RECORD SET:
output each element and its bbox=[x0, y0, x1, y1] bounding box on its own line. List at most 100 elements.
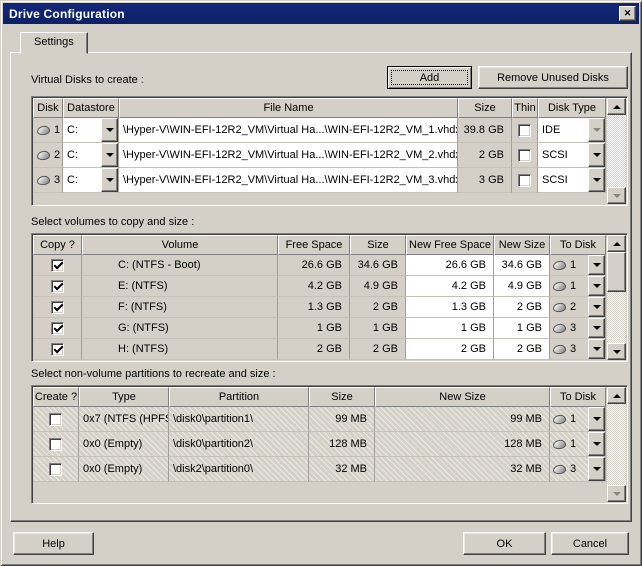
datastore-select[interactable]: C: bbox=[63, 118, 119, 143]
thin-checkbox[interactable] bbox=[518, 149, 531, 162]
new-size-field[interactable]: 4.9 GB bbox=[494, 276, 550, 297]
datastore-select[interactable]: C: bbox=[63, 168, 119, 193]
col-free-space[interactable]: Free Space bbox=[278, 235, 350, 255]
partition-row-2: 0x0 (Empty) \disk0\partition2\ 128 MB 12… bbox=[33, 432, 606, 457]
to-disk-dropdown-button[interactable] bbox=[588, 276, 605, 296]
to-disk-select[interactable]: 3 bbox=[550, 457, 606, 482]
partition-row-3: 0x0 (Empty) \disk2\partition0\ 32 MB 32 … bbox=[33, 457, 606, 482]
col-new-free-space[interactable]: New Free Space bbox=[406, 235, 494, 255]
volume-name: F: (NTFS) bbox=[82, 297, 278, 318]
new-size-field[interactable]: 34.6 GB bbox=[494, 255, 550, 276]
col-create[interactable]: Create ? bbox=[33, 387, 79, 407]
col-new-size[interactable]: New Size bbox=[375, 387, 550, 407]
disk-type-dropdown-button[interactable] bbox=[588, 168, 605, 192]
thin-checkbox[interactable] bbox=[518, 174, 531, 187]
scroll-track[interactable] bbox=[607, 115, 626, 187]
scroll-up-button[interactable] bbox=[607, 387, 626, 404]
to-disk-select[interactable]: 3 bbox=[550, 318, 606, 339]
col-datastore[interactable]: Datastore bbox=[63, 98, 119, 118]
partition-new-size: 99 MB bbox=[375, 407, 550, 432]
title-bar[interactable]: Drive Configuration ✕ bbox=[3, 3, 639, 24]
create-checkbox[interactable] bbox=[49, 438, 62, 451]
to-disk-dropdown-button[interactable] bbox=[588, 318, 605, 338]
thin-checkbox[interactable] bbox=[518, 124, 531, 137]
help-button[interactable]: Help bbox=[13, 532, 94, 555]
file-name-field[interactable]: \Hyper-V\WIN-EFI-12R2_VM\Virtual Ha...\W… bbox=[119, 168, 458, 193]
disk-type-select[interactable]: SCSI bbox=[538, 143, 606, 168]
volumes-scrollbar[interactable] bbox=[607, 235, 626, 360]
copy-checkbox[interactable] bbox=[51, 280, 64, 293]
partitions-scrollbar[interactable] bbox=[607, 387, 626, 502]
col-to-disk[interactable]: To Disk bbox=[550, 235, 606, 255]
scroll-thumb[interactable] bbox=[607, 252, 626, 292]
col-disk[interactable]: Disk bbox=[33, 98, 63, 118]
new-free-space-field[interactable]: 2 GB bbox=[406, 339, 494, 360]
volume-name: G: (NTFS) bbox=[82, 318, 278, 339]
col-new-size[interactable]: New Size bbox=[494, 235, 550, 255]
disk-type-select[interactable]: IDE bbox=[538, 118, 606, 143]
scroll-track[interactable] bbox=[607, 252, 626, 343]
to-disk-dropdown-button[interactable] bbox=[588, 297, 605, 317]
disk-type-dropdown-button[interactable] bbox=[588, 143, 605, 167]
copy-checkbox[interactable] bbox=[51, 259, 64, 272]
new-size-field[interactable]: 2 GB bbox=[494, 339, 550, 360]
to-disk-select[interactable]: 1 bbox=[550, 432, 606, 457]
datastore-dropdown-button[interactable] bbox=[101, 143, 118, 167]
new-free-space-field[interactable]: 1 GB bbox=[406, 318, 494, 339]
copy-cell bbox=[33, 318, 82, 339]
datastore-select[interactable]: C: bbox=[63, 143, 119, 168]
virtual-disks-scrollbar[interactable] bbox=[607, 98, 626, 204]
to-disk-select[interactable]: 3 bbox=[550, 339, 606, 360]
to-disk-dropdown-button[interactable] bbox=[588, 339, 605, 359]
disk-type-select[interactable]: SCSI bbox=[538, 168, 606, 193]
to-disk-dropdown-button[interactable] bbox=[588, 432, 605, 456]
copy-checkbox[interactable] bbox=[51, 343, 64, 356]
arrow-down-icon bbox=[613, 350, 621, 354]
col-volume[interactable]: Volume bbox=[82, 235, 278, 255]
to-disk-select[interactable]: 2 bbox=[550, 297, 606, 318]
size: 34.6 GB bbox=[350, 255, 406, 276]
chevron-down-icon bbox=[593, 284, 601, 288]
to-disk-select[interactable]: 1 bbox=[550, 255, 606, 276]
col-copy[interactable]: Copy ? bbox=[33, 235, 82, 255]
create-checkbox[interactable] bbox=[49, 463, 62, 476]
datastore-dropdown-button[interactable] bbox=[101, 168, 118, 192]
to-disk-select[interactable]: 1 bbox=[550, 276, 606, 297]
col-size[interactable]: Size bbox=[350, 235, 406, 255]
col-file-name[interactable]: File Name bbox=[119, 98, 458, 118]
scroll-down-button[interactable] bbox=[607, 343, 626, 360]
create-checkbox[interactable] bbox=[49, 413, 62, 426]
to-disk-select[interactable]: 1 bbox=[550, 407, 606, 432]
copy-checkbox[interactable] bbox=[51, 322, 64, 335]
col-partition[interactable]: Partition bbox=[169, 387, 309, 407]
new-free-space-field[interactable]: 26.6 GB bbox=[406, 255, 494, 276]
new-size-field[interactable]: 1 GB bbox=[494, 318, 550, 339]
col-size[interactable]: Size bbox=[309, 387, 375, 407]
col-type[interactable]: Type bbox=[79, 387, 169, 407]
scroll-up-button[interactable] bbox=[607, 235, 626, 252]
to-disk-dropdown-button[interactable] bbox=[588, 255, 605, 275]
scroll-up-button[interactable] bbox=[607, 98, 626, 115]
partition-path: \disk2\partition0\ bbox=[169, 457, 309, 482]
add-button[interactable]: Add bbox=[387, 66, 472, 89]
file-name-field[interactable]: \Hyper-V\WIN-EFI-12R2_VM\Virtual Ha...\W… bbox=[119, 143, 458, 168]
ok-button[interactable]: OK bbox=[463, 532, 546, 555]
tab-settings[interactable]: Settings bbox=[20, 32, 88, 54]
remove-unused-disks-button[interactable]: Remove Unused Disks bbox=[478, 66, 628, 89]
col-to-disk[interactable]: To Disk bbox=[550, 387, 606, 407]
col-thin[interactable]: Thin bbox=[512, 98, 538, 118]
file-name-field[interactable]: \Hyper-V\WIN-EFI-12R2_VM\Virtual Ha...\W… bbox=[119, 118, 458, 143]
col-size[interactable]: Size bbox=[458, 98, 512, 118]
col-disk-type[interactable]: Disk Type bbox=[538, 98, 606, 118]
to-disk-dropdown-button[interactable] bbox=[588, 407, 605, 431]
new-free-space-field[interactable]: 4.2 GB bbox=[406, 276, 494, 297]
scroll-down-button bbox=[607, 485, 626, 502]
copy-checkbox[interactable] bbox=[51, 301, 64, 314]
to-disk-dropdown-button[interactable] bbox=[588, 457, 605, 481]
scroll-track[interactable] bbox=[607, 404, 626, 485]
new-free-space-field[interactable]: 1.3 GB bbox=[406, 297, 494, 318]
close-button[interactable]: ✕ bbox=[619, 6, 636, 21]
datastore-dropdown-button[interactable] bbox=[101, 118, 118, 142]
new-size-field[interactable]: 2 GB bbox=[494, 297, 550, 318]
cancel-button[interactable]: Cancel bbox=[551, 532, 629, 555]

WHAT YOU NEED TO DO: Please copy the material from the line with "datastore-select[interactable]: C: bbox=[63, 118, 119, 143]" up to and including the line with "datastore-select[interactable]: C: bbox=[63, 168, 119, 193]", swapping "datastore-select" for "drive-select" and keeping everything else unchanged.

RESPONSE FOR THIS EXERCISE:
drive-select[interactable]: C: bbox=[63, 118, 119, 143]
thin-checkbox[interactable] bbox=[518, 149, 531, 162]
new-size-field[interactable]: 4.9 GB bbox=[494, 276, 550, 297]
drive-select[interactable]: C: bbox=[63, 168, 119, 193]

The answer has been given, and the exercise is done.